**SOURCE DATA**
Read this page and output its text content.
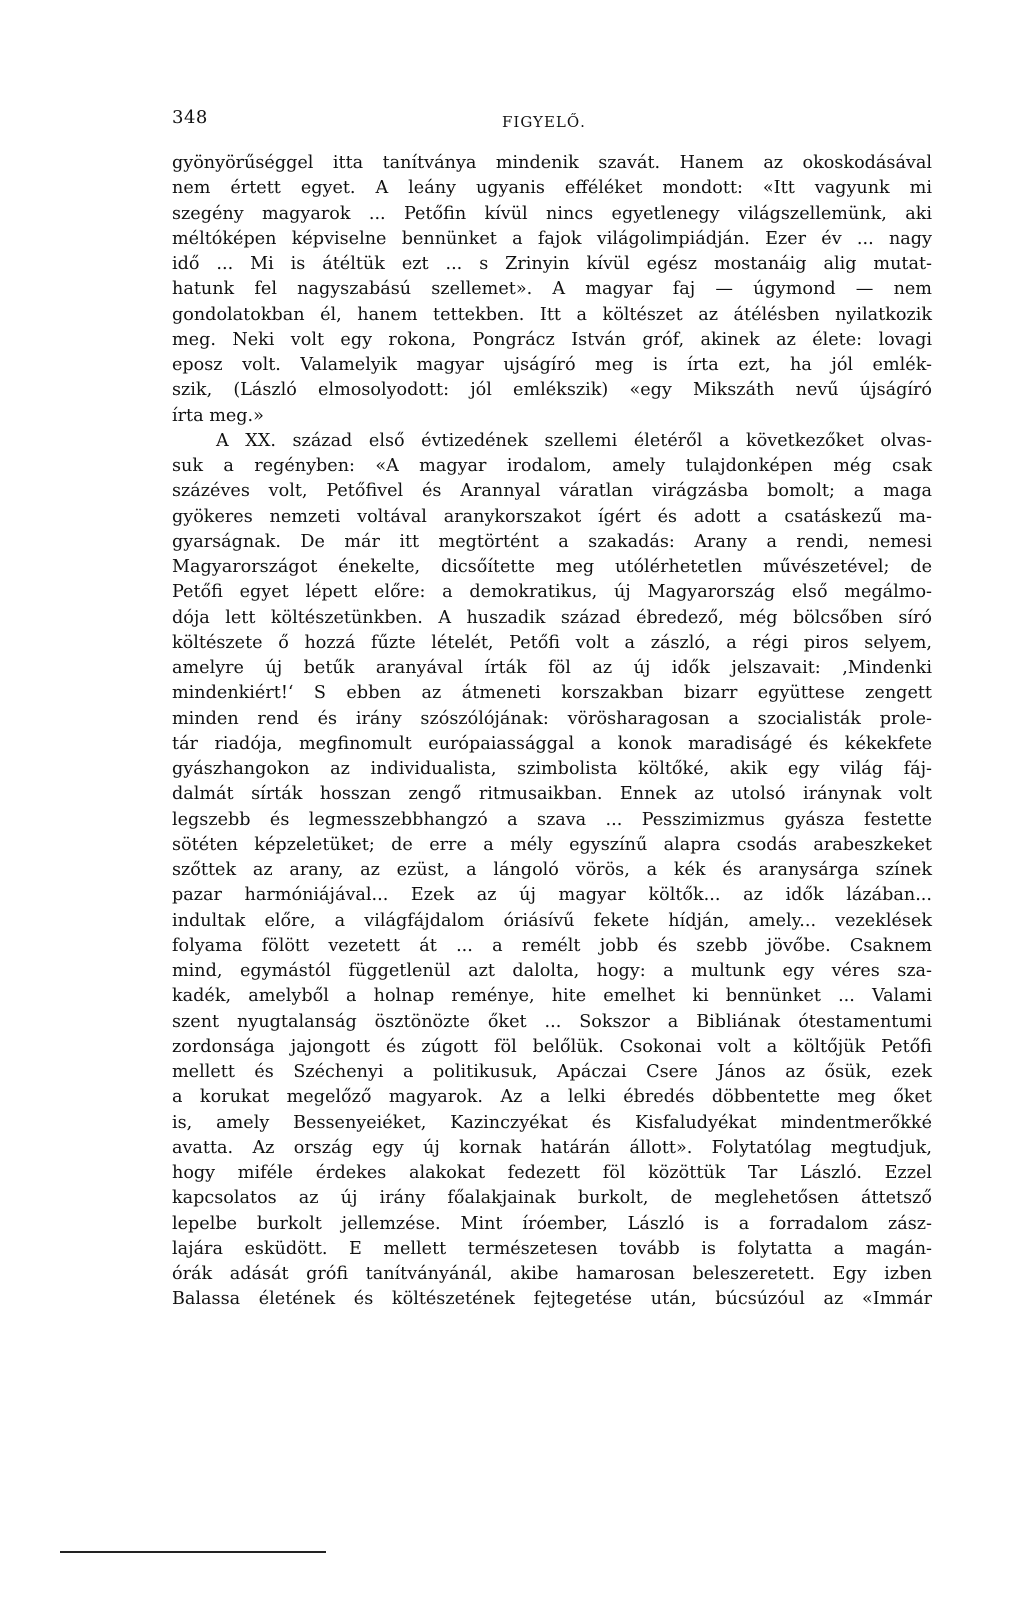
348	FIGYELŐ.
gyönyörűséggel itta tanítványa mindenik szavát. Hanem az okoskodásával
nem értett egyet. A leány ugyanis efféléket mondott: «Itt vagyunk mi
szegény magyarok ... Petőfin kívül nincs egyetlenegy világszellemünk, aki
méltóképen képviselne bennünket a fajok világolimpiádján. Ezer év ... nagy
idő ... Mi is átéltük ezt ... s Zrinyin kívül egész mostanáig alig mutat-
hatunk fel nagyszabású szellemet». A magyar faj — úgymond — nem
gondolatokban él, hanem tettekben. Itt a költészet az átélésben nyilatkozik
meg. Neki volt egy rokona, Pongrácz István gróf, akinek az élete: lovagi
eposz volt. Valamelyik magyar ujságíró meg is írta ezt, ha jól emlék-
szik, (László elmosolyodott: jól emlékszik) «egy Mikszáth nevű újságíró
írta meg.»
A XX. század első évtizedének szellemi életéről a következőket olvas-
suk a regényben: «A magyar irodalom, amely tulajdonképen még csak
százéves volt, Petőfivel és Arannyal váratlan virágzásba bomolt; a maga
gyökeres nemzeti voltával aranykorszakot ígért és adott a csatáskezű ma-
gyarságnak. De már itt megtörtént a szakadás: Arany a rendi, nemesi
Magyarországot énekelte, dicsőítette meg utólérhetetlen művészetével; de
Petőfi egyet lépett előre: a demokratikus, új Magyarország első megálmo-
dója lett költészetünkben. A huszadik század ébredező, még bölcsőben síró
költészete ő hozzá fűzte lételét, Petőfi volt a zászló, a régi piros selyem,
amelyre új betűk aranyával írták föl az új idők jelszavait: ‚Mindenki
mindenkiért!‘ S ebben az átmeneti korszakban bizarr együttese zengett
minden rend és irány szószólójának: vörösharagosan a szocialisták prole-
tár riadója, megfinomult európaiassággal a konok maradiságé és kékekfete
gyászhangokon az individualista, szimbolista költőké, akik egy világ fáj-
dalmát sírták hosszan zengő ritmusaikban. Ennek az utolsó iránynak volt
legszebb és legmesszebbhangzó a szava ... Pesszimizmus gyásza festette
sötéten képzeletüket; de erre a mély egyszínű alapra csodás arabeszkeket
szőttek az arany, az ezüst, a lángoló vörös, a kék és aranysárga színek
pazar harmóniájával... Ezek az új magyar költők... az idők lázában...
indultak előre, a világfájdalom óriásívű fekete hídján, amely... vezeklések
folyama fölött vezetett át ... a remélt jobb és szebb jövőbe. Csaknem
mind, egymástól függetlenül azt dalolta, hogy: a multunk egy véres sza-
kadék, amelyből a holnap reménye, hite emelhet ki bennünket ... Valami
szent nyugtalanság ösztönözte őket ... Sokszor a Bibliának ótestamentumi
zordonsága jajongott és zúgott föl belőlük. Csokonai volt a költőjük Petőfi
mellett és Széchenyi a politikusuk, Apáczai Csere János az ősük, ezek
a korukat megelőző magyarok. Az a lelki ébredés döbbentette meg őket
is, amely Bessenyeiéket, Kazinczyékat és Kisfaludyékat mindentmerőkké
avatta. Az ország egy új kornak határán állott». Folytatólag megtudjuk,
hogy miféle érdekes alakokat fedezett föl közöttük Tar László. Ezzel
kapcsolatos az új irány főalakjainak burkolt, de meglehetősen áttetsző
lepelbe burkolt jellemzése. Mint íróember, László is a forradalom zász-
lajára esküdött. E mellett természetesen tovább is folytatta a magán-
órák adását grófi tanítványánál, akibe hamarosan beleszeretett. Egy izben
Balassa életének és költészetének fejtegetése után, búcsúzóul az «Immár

**REQUIREMENT**
Without the pictures, repeat all the records word for word.

**REPLY TO THE EXERCISE**
Read this page and output its text content.
348	FIGYELŐ.
gyönyörűséggel itta tanítványa mindenik szavát. Hanem az okoskodásával
nem értett egyet. A leány ugyanis efféléket mondott: «Itt vagyunk mi
szegény magyarok ... Petőfin kívül nincs egyetlenegy világszellemünk, aki
méltóképen képviselne bennünket a fajok világolimpiádján. Ezer év ... nagy
idő ... Mi is átéltük ezt ... s Zrinyin kívül egész mostanáig alig mutat-
hatunk fel nagyszabású szellemet». A magyar faj — úgymond — nem
gondolatokban él, hanem tettekben. Itt a költészet az átélésben nyilatkozik
meg. Neki volt egy rokona, Pongrácz István gróf, akinek az élete: lovagi
eposz volt. Valamelyik magyar ujságíró meg is írta ezt, ha jól emlék-
szik, (László elmosolyodott: jól emlékszik) «egy Mikszáth nevű újságíró
írta meg.»
A XX. század első évtizedének szellemi életéről a következőket olvas-
suk a regényben: «A magyar irodalom, amely tulajdonképen még csak
százéves volt, Petőfivel és Arannyal váratlan virágzásba bomolt; a maga
gyökeres nemzeti voltával aranykorszakot ígért és adott a csatáskezű ma-
gyarságnak. De már itt megtörtént a szakadás: Arany a rendi, nemesi
Magyarországot énekelte, dicsőítette meg utólérhetetlen művészetével; de
Petőfi egyet lépett előre: a demokratikus, új Magyarország első megálmo-
dója lett költészetünkben. A huszadik század ébredező, még bölcsőben síró
költészete ő hozzá fűzte lételét, Petőfi volt a zászló, a régi piros selyem,
amelyre új betűk aranyával írták föl az új idők jelszavait: ‚Mindenki
mindenkiért!‘ S ebben az átmeneti korszakban bizarr együttese zengett
minden rend és irány szószólójának: vörösharagosan a szocialisták prole-
tár riadója, megfinomult európaiassággal a konok maradiságé és kékekfete
gyászhangokon az individualista, szimbolista költőké, akik egy világ fáj-
dalmát sírták hosszan zengő ritmusaikban. Ennek az utolsó iránynak volt
legszebb és legmesszebbhangzó a szava ... Pesszimizmus gyásza festette
sötéten képzeletüket; de erre a mély egyszínű alapra csodás arabeszkeket
szőttek az arany, az ezüst, a lángoló vörös, a kék és aranysárga színek
pazar harmóniájával... Ezek az új magyar költők... az idők lázában...
indultak előre, a világfájdalom óriásívű fekete hídján, amely... vezeklések
folyama fölött vezetett át ... a remélt jobb és szebb jövőbe. Csaknem
mind, egymástól függetlenül azt dalolta, hogy: a multunk egy véres sza-
kadék, amelyből a holnap reménye, hite emelhet ki bennünket ... Valami
szent nyugtalanság ösztönözte őket ... Sokszor a Bibliának ótestamentumi
zordonsága jajongott és zúgott föl belőlük. Csokonai volt a költőjük Petőfi
mellett és Széchenyi a politikusuk, Apáczai Csere János az ősük, ezek
a korukat megelőző magyarok. Az a lelki ébredés döbbentette meg őket
is, amely Bessenyeiéket, Kazinczyékat és Kisfaludyékat mindentmerőkké
avatta. Az ország egy új kornak határán állott». Folytatólag megtudjuk,
hogy miféle érdekes alakokat fedezett föl közöttük Tar László. Ezzel
kapcsolatos az új irány főalakjainak burkolt, de meglehetősen áttetsző
lepelbe burkolt jellemzése. Mint íróember, László is a forradalom zász-
lajára esküdött. E mellett természetesen tovább is folytatta a magán-
órák adását grófi tanítványánál, akibe hamarosan beleszeretett. Egy izben
Balassa életének és költészetének fejtegetése után, búcsúzóul az «Immár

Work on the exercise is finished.